— start MATERIAL SHOWN —
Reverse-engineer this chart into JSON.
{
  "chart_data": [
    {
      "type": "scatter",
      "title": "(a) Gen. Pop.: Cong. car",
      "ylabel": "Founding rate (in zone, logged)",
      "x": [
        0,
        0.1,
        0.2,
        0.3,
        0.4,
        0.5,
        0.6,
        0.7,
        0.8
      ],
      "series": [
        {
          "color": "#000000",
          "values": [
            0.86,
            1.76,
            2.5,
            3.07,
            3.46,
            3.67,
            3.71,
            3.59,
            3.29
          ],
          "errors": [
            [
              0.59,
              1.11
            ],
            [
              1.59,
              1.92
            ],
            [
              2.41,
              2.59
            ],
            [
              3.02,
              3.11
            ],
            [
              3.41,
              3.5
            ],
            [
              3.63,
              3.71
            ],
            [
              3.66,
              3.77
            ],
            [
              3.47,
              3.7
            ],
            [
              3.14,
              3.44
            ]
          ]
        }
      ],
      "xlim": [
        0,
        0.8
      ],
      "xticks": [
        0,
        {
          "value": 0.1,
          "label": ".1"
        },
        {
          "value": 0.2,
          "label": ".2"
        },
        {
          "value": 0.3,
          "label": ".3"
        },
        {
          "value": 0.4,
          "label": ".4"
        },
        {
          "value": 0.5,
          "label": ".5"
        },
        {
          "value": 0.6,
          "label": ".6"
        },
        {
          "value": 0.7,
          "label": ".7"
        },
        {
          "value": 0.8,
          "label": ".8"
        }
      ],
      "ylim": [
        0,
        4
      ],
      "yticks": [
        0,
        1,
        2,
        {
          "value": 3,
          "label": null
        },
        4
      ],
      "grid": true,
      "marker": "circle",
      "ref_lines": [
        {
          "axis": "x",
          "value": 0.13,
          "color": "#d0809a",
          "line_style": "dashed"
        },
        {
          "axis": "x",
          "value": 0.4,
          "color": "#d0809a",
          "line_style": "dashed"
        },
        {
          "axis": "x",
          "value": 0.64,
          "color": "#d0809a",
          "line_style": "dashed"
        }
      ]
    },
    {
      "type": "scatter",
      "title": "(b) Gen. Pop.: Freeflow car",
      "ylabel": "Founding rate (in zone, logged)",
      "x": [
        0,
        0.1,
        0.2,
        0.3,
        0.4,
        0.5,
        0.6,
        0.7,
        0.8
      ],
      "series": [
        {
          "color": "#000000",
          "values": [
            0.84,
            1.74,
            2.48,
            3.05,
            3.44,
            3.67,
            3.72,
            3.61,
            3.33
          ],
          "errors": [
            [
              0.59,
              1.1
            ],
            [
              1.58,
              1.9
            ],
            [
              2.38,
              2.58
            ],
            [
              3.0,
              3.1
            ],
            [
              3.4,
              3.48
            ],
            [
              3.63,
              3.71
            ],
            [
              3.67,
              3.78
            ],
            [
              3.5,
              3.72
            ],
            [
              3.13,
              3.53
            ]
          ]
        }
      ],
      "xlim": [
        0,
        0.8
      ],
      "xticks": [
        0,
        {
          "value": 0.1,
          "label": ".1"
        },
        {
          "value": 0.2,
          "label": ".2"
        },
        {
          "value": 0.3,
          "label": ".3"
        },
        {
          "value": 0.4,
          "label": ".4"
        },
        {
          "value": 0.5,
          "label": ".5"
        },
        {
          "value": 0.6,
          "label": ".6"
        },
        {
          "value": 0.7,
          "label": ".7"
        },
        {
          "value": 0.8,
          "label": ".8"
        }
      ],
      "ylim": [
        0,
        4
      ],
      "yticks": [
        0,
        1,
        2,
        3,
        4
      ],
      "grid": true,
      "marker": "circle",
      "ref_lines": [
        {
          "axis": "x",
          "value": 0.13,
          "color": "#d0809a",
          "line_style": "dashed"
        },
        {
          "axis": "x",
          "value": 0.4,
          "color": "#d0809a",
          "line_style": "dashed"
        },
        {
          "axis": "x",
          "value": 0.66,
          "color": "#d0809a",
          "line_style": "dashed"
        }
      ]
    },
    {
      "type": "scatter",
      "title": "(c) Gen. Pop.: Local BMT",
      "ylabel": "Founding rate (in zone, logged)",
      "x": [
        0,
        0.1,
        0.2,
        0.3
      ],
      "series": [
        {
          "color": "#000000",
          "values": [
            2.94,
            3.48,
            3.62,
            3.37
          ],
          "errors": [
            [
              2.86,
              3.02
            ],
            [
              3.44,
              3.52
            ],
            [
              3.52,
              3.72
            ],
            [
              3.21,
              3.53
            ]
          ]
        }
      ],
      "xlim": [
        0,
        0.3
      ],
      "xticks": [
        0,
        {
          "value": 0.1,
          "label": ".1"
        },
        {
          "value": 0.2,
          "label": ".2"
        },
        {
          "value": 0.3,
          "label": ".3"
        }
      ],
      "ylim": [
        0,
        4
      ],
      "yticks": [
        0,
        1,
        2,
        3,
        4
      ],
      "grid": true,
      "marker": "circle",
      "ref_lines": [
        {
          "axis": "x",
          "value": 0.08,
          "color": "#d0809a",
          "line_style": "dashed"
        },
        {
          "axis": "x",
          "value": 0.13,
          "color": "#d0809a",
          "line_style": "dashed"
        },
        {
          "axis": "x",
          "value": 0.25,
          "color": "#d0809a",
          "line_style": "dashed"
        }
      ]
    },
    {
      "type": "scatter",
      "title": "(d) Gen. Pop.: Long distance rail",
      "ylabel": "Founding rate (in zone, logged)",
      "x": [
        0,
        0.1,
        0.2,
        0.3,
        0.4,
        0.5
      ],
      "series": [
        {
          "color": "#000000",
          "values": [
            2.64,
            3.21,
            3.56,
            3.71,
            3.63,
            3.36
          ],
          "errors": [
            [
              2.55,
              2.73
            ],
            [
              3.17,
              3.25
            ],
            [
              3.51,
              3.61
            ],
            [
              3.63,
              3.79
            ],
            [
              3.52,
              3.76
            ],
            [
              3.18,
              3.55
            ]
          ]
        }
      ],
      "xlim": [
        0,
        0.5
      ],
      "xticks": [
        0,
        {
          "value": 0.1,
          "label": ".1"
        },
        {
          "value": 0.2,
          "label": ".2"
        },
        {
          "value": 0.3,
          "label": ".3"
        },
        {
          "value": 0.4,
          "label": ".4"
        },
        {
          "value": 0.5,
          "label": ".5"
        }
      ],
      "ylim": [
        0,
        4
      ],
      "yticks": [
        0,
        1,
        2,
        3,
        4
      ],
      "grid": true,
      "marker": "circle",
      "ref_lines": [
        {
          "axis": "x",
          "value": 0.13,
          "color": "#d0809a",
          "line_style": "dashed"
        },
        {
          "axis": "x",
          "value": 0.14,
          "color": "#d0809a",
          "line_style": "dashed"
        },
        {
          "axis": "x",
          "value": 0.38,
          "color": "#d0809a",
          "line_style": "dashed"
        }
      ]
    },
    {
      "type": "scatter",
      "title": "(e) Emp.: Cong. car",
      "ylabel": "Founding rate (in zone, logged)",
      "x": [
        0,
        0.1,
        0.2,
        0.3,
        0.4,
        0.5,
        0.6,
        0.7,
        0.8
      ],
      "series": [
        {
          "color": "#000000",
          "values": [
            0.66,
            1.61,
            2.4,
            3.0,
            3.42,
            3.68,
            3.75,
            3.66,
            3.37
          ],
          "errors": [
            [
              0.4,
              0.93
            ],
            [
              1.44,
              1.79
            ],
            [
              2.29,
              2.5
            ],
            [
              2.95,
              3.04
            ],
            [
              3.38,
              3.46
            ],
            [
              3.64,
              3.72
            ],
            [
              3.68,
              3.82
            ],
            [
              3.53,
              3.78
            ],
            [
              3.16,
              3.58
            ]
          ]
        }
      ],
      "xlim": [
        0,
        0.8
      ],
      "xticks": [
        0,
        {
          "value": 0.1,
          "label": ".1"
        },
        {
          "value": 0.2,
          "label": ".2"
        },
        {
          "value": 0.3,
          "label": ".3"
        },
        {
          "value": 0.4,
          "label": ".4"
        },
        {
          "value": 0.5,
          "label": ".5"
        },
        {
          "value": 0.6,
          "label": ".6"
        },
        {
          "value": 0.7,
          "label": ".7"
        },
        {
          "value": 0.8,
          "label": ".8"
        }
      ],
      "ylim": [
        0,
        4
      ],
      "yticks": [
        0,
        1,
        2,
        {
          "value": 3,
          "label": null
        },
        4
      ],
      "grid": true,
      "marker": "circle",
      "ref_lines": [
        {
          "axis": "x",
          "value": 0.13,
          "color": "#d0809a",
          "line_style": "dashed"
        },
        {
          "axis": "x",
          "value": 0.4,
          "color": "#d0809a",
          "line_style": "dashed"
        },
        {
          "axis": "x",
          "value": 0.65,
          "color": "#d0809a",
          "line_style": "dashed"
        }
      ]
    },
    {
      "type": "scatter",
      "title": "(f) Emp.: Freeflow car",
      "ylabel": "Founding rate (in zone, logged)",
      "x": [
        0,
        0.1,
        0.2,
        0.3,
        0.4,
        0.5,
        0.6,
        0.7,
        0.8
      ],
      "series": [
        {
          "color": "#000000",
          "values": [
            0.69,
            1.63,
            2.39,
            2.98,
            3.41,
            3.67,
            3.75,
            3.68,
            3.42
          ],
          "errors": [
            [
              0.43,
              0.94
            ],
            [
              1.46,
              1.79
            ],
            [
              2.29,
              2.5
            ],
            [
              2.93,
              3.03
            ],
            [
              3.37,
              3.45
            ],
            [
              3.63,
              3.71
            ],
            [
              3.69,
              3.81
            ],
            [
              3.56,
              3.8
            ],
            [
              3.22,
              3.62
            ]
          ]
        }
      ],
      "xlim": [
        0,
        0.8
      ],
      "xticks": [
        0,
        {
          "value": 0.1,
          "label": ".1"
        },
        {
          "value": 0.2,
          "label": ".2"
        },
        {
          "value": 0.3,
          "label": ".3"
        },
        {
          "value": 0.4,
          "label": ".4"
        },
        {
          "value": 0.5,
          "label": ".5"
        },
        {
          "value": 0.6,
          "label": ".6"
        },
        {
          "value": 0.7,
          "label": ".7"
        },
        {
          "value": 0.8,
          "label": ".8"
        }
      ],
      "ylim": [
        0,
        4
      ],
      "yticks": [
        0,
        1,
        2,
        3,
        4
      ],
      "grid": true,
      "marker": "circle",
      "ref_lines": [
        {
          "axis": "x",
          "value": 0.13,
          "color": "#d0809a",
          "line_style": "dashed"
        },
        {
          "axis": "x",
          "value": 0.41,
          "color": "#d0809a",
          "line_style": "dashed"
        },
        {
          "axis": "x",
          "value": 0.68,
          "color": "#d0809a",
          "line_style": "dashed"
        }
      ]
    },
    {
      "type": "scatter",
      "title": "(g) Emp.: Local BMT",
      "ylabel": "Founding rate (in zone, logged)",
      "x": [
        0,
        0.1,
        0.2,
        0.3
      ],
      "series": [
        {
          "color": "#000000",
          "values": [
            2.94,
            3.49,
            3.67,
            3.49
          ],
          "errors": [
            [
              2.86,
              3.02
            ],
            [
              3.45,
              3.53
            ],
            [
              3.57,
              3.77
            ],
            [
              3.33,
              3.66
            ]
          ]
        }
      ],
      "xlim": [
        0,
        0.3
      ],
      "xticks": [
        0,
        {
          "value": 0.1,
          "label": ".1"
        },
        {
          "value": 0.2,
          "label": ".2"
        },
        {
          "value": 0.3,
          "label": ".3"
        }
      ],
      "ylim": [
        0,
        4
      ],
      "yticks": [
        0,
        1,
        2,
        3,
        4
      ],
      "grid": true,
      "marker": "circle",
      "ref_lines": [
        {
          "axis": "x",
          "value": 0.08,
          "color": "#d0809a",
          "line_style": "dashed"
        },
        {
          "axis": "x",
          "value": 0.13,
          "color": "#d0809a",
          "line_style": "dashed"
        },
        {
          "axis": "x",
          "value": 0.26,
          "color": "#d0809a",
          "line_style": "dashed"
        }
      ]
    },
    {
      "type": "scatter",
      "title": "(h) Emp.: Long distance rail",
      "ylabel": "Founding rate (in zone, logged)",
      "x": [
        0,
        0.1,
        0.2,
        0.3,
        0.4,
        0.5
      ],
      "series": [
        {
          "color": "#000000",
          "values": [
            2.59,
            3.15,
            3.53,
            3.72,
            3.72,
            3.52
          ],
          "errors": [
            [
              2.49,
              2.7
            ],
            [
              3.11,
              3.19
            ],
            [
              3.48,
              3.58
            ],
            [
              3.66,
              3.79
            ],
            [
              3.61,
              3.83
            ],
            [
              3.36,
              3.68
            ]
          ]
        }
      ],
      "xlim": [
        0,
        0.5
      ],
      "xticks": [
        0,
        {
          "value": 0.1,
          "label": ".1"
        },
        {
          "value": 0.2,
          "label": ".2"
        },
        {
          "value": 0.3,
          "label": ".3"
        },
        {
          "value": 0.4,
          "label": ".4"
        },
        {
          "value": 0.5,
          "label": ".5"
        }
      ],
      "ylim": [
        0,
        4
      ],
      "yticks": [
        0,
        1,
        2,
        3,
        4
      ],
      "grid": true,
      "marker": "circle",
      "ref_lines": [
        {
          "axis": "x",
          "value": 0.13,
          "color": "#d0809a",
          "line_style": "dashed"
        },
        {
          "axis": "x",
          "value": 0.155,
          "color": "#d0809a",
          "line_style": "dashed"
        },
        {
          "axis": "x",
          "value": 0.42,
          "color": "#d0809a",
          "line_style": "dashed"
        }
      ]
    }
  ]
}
— end MATERIAL SHOWN —
▶ _OBJECTIVE_: Pull out every line above that holds the word "distance".

▶ _TASK SOLUTION_:
      "title": "(d) Gen. Pop.: Long distance rail",
      "title": "(h) Emp.: Long distance rail",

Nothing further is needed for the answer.